--- WRITTEN PROBLEM ---
Copy whichever lines contain the string "selection".

--- INPUT ROWS ---
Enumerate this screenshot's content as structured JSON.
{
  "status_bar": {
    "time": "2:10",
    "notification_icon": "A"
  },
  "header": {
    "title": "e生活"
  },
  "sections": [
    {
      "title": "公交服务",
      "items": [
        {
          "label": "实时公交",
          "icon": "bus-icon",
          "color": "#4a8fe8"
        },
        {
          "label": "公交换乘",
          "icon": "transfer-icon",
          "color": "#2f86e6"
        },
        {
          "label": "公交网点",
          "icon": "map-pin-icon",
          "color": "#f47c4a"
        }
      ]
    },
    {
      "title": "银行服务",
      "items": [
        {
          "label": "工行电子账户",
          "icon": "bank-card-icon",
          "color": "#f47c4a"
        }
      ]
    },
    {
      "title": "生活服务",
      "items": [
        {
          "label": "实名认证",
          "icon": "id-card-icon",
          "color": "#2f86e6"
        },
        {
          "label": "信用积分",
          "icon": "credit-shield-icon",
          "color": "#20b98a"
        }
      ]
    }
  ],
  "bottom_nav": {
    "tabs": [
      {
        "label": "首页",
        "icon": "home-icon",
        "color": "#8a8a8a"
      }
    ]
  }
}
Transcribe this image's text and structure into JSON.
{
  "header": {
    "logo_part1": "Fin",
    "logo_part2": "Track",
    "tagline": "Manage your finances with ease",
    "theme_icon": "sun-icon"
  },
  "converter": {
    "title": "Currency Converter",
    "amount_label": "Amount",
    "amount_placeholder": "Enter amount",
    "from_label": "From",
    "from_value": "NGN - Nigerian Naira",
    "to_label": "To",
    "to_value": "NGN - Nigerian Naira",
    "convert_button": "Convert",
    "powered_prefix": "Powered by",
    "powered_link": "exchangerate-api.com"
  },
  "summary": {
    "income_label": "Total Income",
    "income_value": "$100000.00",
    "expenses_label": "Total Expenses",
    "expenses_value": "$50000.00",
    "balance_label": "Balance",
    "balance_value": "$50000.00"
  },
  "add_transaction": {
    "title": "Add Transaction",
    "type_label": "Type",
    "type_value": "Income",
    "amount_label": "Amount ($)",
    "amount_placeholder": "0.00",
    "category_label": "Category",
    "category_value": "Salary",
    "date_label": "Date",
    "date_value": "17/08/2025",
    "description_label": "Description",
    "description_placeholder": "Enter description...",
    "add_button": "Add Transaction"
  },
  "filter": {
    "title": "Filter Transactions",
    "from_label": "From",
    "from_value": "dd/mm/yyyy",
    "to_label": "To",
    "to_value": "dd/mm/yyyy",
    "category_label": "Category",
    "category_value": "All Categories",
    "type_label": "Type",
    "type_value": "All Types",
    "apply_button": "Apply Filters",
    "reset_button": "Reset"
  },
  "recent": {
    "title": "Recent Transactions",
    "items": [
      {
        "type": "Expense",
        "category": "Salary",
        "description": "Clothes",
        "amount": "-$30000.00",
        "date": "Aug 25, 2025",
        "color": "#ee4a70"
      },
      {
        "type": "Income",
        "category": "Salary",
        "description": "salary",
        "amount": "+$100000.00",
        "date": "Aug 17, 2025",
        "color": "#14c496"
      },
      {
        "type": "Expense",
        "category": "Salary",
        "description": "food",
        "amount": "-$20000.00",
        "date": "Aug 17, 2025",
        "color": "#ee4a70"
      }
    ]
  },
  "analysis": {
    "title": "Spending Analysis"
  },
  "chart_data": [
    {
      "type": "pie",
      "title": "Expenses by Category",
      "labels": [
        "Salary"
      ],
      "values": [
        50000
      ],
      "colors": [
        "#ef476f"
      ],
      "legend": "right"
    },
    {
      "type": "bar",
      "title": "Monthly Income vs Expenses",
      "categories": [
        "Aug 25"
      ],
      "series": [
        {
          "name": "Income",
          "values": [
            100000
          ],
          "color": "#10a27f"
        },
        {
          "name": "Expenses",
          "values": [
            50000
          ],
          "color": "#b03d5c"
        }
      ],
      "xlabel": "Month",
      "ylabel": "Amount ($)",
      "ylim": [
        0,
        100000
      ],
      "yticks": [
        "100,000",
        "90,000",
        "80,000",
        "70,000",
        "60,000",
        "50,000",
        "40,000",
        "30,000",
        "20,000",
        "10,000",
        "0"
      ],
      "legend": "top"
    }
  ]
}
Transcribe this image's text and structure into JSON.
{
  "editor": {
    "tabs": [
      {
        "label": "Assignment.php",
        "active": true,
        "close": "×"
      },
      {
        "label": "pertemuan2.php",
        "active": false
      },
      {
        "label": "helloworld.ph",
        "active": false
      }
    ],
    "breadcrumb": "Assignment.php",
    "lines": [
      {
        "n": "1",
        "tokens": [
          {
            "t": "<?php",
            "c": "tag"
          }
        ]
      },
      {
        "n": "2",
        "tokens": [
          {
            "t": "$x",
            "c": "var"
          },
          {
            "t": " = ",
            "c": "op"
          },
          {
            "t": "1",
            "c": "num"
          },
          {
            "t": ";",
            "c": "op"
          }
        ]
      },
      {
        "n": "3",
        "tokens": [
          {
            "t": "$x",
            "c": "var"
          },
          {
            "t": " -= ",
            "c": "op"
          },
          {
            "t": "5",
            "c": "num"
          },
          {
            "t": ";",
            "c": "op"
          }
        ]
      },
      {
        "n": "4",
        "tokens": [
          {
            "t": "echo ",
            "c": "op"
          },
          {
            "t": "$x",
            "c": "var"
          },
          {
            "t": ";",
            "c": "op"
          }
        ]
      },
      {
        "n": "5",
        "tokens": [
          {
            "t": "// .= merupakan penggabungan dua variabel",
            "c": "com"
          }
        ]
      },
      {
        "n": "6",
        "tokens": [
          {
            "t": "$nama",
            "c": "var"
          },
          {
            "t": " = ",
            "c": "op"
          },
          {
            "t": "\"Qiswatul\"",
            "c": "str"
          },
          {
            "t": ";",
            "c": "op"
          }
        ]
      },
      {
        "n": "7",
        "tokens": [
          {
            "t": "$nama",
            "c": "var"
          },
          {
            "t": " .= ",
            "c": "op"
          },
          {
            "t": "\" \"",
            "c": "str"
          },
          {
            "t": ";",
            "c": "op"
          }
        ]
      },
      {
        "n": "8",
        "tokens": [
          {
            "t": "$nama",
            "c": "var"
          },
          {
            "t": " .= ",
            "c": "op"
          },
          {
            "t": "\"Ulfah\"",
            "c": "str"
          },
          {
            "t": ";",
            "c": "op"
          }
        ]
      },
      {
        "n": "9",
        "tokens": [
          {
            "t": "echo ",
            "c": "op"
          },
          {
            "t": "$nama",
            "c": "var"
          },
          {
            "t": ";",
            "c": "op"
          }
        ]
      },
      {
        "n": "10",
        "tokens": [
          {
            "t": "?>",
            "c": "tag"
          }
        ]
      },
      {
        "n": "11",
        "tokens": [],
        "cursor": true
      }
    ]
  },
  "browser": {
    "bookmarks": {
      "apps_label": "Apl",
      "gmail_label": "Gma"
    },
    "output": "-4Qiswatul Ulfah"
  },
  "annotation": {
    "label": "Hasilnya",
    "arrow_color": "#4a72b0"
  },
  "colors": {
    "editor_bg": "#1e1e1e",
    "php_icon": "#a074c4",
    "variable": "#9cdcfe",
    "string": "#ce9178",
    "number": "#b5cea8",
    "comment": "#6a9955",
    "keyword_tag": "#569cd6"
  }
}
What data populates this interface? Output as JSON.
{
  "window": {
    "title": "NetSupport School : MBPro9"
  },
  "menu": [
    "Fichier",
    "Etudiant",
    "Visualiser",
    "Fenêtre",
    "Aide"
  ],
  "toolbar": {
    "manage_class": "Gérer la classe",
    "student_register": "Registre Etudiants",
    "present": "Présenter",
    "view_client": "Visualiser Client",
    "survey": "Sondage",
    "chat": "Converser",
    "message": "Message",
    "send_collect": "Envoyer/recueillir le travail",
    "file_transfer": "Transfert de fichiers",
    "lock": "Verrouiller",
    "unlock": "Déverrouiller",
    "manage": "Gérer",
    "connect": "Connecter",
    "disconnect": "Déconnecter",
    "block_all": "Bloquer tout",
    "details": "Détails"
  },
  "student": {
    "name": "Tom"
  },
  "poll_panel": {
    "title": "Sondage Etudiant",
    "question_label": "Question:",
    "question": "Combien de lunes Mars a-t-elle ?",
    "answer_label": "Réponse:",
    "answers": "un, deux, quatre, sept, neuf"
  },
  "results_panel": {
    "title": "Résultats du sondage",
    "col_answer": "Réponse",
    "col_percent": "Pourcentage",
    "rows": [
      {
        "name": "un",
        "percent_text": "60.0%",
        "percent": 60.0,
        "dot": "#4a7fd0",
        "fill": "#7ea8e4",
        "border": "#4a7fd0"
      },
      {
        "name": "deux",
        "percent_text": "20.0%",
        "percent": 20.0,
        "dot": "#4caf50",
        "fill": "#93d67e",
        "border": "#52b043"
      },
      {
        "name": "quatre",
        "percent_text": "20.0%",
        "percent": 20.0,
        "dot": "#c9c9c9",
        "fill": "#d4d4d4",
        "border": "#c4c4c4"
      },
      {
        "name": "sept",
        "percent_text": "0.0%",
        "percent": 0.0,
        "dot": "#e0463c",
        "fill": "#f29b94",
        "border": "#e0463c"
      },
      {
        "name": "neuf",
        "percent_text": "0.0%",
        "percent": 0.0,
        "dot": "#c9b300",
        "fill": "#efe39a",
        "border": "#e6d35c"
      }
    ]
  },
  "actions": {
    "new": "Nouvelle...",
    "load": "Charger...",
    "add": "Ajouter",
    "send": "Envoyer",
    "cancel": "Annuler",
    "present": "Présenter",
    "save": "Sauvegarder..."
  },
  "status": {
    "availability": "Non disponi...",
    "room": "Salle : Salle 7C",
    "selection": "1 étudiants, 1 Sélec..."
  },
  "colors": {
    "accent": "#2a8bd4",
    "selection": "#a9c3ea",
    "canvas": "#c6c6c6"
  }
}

--- THE RESPONSE ---
    "selection": "1 étudiants, 1 Sélec..."
    "selection": "#a9c3ea",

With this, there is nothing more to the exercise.